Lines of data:
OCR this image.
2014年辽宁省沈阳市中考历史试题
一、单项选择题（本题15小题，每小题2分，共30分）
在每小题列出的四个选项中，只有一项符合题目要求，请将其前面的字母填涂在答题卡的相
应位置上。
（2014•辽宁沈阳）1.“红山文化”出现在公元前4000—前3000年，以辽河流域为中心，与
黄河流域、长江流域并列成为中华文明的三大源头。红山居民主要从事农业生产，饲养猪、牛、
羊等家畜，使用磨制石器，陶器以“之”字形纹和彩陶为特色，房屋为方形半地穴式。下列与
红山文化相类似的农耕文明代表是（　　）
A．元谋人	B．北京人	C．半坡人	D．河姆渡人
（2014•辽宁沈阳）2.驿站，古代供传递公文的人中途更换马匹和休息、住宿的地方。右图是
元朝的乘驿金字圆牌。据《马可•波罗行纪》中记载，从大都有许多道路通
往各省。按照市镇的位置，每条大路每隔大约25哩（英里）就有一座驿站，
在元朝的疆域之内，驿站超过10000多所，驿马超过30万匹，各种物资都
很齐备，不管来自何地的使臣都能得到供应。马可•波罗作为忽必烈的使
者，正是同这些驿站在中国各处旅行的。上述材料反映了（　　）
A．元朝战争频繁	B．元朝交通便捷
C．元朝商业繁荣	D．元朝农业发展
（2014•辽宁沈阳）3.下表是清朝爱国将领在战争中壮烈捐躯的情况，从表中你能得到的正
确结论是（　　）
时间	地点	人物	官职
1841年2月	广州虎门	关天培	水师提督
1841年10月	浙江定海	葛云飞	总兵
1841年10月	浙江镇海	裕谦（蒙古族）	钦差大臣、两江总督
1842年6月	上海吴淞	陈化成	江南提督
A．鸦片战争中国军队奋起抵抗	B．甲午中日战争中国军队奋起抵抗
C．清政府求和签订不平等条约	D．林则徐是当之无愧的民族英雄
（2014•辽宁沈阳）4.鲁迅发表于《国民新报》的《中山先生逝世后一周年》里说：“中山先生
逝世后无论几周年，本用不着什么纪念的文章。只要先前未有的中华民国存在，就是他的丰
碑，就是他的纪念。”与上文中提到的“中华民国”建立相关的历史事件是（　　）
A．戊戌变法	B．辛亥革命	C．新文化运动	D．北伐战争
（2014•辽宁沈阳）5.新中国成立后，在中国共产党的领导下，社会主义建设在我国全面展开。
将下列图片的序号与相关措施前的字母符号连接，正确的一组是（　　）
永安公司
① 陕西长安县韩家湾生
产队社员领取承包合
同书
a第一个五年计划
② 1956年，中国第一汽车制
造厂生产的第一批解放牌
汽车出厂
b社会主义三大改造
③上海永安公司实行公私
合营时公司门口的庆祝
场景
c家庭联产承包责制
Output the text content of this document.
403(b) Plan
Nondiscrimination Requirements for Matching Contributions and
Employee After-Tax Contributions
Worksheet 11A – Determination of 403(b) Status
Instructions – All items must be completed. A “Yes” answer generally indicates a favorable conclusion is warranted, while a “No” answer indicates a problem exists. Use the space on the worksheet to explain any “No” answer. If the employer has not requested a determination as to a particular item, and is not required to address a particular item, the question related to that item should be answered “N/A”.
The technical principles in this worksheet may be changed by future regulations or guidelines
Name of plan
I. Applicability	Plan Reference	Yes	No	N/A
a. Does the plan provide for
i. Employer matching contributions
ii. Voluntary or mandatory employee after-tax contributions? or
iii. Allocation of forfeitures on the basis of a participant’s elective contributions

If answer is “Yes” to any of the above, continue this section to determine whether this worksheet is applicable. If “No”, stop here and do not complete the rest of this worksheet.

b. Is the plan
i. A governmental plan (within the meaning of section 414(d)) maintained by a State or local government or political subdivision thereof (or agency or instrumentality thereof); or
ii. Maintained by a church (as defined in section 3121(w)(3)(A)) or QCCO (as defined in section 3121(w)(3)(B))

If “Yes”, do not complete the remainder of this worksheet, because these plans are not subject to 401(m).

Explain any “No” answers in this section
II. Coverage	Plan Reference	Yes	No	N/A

Task prompt ▸ Say how many lines in this listing hold the string "Reference", giving the count and nothing more.

Finished task ▸ 2